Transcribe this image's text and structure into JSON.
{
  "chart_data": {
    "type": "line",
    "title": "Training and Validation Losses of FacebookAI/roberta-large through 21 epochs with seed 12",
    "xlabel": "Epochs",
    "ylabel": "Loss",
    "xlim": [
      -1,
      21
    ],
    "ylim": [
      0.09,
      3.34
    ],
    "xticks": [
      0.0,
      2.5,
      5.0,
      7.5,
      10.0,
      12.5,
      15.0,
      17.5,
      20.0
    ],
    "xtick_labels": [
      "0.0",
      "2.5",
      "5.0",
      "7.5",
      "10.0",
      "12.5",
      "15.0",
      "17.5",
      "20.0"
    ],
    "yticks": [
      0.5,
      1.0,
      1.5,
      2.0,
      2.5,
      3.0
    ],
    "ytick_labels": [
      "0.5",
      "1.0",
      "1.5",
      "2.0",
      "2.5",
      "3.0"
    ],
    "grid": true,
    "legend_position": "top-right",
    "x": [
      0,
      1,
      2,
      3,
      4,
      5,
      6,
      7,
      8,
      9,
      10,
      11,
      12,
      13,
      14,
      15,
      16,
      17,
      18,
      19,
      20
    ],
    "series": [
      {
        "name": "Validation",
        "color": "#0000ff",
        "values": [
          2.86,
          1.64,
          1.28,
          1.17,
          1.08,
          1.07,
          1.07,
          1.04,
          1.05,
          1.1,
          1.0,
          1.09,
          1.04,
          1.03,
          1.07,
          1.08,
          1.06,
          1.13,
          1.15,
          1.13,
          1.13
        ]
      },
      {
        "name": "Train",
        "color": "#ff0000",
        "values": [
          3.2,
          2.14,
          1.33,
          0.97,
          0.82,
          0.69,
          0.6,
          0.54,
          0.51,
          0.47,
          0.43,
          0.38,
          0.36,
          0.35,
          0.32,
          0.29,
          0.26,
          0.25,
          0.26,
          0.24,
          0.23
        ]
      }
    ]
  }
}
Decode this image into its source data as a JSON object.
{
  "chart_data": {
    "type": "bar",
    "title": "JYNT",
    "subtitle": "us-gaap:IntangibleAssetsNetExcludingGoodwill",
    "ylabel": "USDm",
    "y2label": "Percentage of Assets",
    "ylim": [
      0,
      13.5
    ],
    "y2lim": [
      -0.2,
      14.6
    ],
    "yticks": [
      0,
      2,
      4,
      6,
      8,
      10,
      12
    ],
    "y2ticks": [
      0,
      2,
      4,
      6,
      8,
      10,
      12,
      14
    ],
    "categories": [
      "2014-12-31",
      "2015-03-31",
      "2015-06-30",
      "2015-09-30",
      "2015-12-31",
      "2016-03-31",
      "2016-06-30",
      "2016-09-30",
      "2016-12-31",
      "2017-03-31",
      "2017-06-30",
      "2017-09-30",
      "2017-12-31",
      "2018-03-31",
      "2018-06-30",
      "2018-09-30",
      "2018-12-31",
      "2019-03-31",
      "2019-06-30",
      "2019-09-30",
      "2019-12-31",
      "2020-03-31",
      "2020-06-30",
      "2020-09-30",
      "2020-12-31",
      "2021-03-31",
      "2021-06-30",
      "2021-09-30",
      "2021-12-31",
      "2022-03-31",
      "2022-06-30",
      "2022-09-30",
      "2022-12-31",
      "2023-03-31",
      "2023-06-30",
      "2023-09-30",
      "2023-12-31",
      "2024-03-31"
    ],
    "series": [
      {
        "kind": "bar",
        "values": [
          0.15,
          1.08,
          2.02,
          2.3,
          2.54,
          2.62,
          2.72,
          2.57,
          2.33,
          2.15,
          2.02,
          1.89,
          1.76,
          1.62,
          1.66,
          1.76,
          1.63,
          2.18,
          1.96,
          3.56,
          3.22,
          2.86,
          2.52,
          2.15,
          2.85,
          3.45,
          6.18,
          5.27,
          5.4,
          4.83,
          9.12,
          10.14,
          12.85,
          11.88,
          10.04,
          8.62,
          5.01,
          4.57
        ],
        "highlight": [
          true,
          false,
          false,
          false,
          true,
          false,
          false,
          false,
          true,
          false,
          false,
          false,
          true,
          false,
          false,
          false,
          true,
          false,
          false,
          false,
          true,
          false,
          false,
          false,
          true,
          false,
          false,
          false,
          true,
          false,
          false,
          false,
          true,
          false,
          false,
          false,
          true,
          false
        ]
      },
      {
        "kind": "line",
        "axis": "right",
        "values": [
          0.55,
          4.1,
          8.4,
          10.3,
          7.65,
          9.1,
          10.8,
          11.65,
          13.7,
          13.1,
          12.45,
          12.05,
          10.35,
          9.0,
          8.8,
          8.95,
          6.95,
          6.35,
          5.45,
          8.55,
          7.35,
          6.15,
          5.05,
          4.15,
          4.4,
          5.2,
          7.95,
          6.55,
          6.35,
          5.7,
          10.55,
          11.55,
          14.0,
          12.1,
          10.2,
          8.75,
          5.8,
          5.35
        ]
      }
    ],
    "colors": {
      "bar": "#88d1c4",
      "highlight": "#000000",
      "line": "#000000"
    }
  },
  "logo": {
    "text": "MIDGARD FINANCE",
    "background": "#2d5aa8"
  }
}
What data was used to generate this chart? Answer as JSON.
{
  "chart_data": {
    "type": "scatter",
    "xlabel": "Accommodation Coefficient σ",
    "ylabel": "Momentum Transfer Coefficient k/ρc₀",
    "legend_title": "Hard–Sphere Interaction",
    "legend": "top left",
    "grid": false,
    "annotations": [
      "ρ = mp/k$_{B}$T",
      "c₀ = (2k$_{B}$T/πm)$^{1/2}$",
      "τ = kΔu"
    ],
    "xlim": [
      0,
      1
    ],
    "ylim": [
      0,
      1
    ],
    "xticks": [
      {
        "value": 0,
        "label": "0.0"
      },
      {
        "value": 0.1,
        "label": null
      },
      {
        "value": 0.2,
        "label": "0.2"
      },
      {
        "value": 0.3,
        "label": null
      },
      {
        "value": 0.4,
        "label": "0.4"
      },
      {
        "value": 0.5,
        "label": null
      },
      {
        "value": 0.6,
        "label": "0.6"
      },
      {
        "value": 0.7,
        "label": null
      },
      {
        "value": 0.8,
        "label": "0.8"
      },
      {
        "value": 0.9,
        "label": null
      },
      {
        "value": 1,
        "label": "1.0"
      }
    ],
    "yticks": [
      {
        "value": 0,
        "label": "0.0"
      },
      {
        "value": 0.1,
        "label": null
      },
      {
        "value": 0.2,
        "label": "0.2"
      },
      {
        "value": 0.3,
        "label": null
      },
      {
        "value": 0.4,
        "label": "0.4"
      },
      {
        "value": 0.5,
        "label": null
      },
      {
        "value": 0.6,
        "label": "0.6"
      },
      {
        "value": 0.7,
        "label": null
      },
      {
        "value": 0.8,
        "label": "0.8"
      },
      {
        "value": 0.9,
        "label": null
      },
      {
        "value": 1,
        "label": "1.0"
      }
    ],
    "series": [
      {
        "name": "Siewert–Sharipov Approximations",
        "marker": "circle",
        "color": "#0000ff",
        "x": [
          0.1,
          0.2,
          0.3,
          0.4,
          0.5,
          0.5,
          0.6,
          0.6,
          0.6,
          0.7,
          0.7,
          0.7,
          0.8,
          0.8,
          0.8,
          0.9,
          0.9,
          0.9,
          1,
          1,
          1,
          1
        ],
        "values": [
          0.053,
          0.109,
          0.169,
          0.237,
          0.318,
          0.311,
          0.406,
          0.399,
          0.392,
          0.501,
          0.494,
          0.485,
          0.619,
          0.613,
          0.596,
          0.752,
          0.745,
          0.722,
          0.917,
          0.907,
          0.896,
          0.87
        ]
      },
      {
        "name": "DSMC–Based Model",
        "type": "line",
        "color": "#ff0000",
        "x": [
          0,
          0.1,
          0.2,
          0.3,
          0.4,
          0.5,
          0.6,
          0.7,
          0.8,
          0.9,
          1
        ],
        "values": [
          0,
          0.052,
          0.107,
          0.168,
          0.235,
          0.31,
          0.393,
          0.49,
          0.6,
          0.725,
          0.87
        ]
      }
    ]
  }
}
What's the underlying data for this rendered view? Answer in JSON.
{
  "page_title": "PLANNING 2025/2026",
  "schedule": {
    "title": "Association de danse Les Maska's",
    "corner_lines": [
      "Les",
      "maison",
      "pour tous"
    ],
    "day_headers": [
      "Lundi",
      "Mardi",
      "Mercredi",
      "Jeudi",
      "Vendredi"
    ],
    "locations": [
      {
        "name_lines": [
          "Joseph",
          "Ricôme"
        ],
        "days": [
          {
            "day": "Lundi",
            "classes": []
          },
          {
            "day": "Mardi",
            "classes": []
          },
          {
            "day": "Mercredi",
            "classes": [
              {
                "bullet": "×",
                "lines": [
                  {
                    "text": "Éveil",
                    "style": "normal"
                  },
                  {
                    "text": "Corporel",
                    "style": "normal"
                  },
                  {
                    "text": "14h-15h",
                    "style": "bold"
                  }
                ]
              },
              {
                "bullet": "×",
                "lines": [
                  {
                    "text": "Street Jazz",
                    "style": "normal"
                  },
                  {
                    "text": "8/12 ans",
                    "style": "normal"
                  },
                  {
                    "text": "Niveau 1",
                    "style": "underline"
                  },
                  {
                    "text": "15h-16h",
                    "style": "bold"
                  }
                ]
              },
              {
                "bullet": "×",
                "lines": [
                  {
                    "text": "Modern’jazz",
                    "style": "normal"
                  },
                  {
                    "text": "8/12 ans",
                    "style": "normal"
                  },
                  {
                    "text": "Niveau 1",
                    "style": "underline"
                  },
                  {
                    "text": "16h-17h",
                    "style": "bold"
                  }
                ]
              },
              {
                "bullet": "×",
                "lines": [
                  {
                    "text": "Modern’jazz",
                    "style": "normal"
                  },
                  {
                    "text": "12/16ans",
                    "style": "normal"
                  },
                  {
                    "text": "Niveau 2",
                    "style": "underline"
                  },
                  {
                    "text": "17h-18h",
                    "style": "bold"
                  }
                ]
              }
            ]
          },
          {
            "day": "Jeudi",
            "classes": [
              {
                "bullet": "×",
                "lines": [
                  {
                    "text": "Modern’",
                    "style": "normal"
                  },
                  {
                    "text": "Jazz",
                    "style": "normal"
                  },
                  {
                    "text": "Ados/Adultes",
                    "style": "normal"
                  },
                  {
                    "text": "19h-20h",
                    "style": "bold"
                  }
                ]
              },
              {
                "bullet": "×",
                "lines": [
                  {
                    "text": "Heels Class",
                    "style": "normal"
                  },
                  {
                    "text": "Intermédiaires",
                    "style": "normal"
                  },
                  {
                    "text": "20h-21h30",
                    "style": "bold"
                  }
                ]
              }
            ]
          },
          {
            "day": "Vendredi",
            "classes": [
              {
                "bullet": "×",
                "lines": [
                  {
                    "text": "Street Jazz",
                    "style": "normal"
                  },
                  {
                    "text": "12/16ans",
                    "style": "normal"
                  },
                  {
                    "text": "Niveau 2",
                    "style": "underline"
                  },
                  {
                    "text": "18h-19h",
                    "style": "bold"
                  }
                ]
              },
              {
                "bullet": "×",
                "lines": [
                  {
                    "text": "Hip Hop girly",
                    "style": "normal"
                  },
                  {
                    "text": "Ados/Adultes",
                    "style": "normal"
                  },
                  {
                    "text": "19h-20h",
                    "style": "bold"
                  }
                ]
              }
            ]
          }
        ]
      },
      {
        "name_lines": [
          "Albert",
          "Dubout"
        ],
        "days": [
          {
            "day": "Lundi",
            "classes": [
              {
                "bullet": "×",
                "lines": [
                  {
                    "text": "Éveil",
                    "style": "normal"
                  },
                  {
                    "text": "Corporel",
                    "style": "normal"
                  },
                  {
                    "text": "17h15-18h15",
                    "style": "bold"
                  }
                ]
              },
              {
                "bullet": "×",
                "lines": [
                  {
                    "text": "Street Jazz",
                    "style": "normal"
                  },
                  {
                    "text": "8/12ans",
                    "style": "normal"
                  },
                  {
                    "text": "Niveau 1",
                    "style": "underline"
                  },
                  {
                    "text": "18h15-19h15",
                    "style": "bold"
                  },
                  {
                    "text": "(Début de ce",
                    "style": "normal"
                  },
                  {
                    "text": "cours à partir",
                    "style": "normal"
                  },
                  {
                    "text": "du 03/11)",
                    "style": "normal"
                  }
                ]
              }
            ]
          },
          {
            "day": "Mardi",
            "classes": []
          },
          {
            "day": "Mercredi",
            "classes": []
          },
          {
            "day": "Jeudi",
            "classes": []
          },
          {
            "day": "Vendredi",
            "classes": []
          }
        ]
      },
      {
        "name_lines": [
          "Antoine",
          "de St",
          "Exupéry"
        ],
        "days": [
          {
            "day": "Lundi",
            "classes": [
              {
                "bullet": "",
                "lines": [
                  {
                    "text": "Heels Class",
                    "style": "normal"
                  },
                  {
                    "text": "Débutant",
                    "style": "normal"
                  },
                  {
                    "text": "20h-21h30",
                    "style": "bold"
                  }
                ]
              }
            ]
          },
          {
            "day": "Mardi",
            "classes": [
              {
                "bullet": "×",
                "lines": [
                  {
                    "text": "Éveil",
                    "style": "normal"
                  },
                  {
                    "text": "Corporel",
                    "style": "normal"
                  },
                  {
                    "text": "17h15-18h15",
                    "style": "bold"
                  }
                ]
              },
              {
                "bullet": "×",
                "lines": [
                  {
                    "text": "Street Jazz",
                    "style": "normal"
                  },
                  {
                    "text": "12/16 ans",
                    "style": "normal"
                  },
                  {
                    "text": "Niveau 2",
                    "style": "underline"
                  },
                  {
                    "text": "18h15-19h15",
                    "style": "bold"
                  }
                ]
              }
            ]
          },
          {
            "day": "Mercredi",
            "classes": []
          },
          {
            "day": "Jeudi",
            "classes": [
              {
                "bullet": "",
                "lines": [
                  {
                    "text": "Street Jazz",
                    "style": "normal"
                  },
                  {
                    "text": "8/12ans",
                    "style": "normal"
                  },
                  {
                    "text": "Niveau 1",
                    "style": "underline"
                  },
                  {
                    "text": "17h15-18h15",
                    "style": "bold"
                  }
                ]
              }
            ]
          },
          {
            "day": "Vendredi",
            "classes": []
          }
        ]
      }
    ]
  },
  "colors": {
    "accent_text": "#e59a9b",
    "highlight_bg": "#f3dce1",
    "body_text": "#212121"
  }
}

────────────────

Search the listing for the word "Answer" and return each line that holds it.

__OUTPUT__
What data was used to generate this chart? Answer as JSON.
What's the underlying data for this rendered view? Answer in JSON.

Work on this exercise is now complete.